> **WHAT THE TASK ASKS**
Rewrite the rows below as a single numbered list, skipping any blank lines and omitting the pictures.

> **STORED RECORDS**
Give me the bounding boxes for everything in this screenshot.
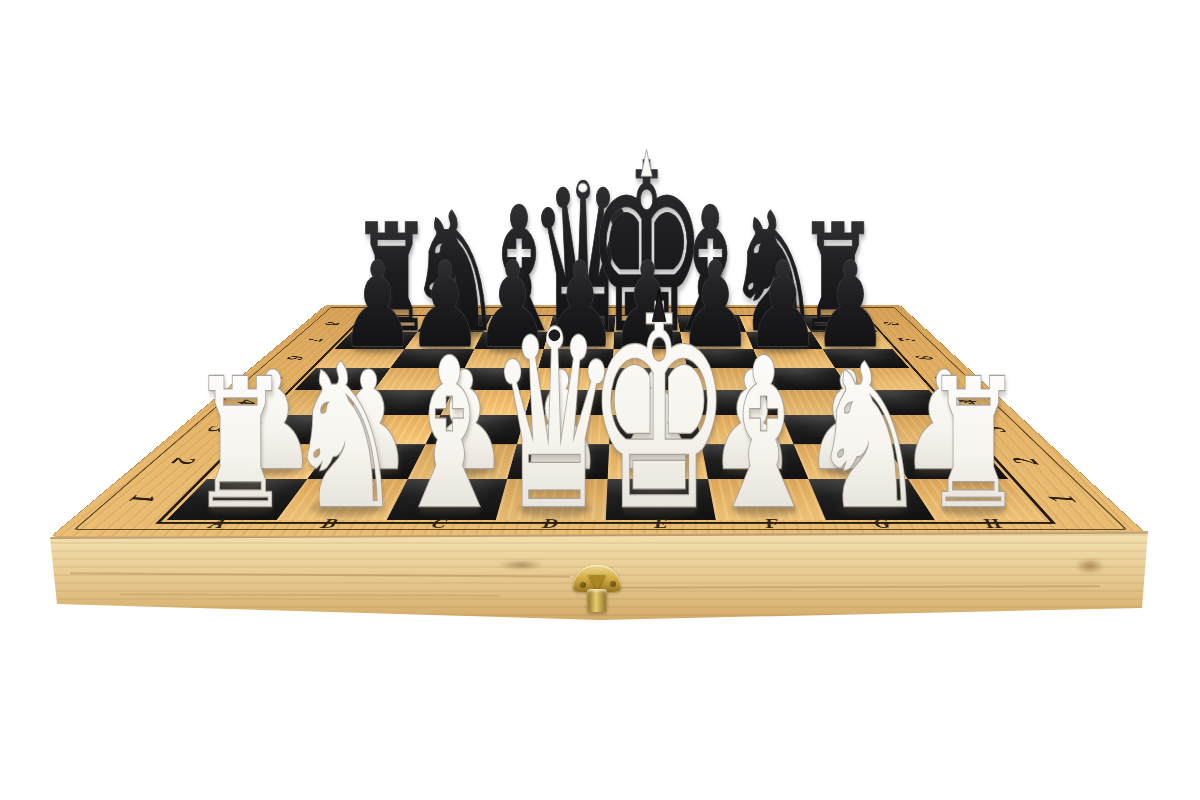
chess-set-photo: ABCDEFGH 1122334455667788: [0, 0, 1200, 800]
piece-white-rook-a1[interactable]: ♜: [191, 342, 290, 549]
white-queen-finial-ball: [549, 330, 560, 341]
piece-white-knight-g1[interactable]: ♞: [810, 322, 927, 553]
piece-white-rook-h1[interactable]: ♜: [924, 342, 1023, 549]
piece-white-bishop-f1[interactable]: ♝: [706, 314, 821, 556]
piece-white-knight-b1[interactable]: ♞: [286, 322, 403, 553]
pieces-layer: ♜♞♝♛♚♝♞♜♟♟♟♟♟♟♟♟♟♟♟♟♟♟♟♟♜♞♝♛♚♝♞♜: [0, 0, 1200, 800]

> **ANSWER IN FULL**
1. Give me the bounding boxes for everything in this screenshot.
2. chess-set-photo: ABCDEFGH 1122334455667788: [0, 0, 1200, 800]
3. piece-white-rook-a1[interactable]: ♜: [191, 342, 290, 549]
4. white-queen-finial-ball: [549, 330, 560, 341]
5. piece-white-knight-g1[interactable]: ♞: [810, 322, 927, 553]
6. piece-white-rook-h1[interactable]: ♜: [924, 342, 1023, 549]
7. piece-white-bishop-f1[interactable]: ♝: [706, 314, 821, 556]
8. piece-white-knight-b1[interactable]: ♞: [286, 322, 403, 553]
9. pieces-layer: ♜♞♝♛♚♝♞♜♟♟♟♟♟♟♟♟♟♟♟♟♟♟♟♟♜♞♝♛♚♝♞♜: [0, 0, 1200, 800]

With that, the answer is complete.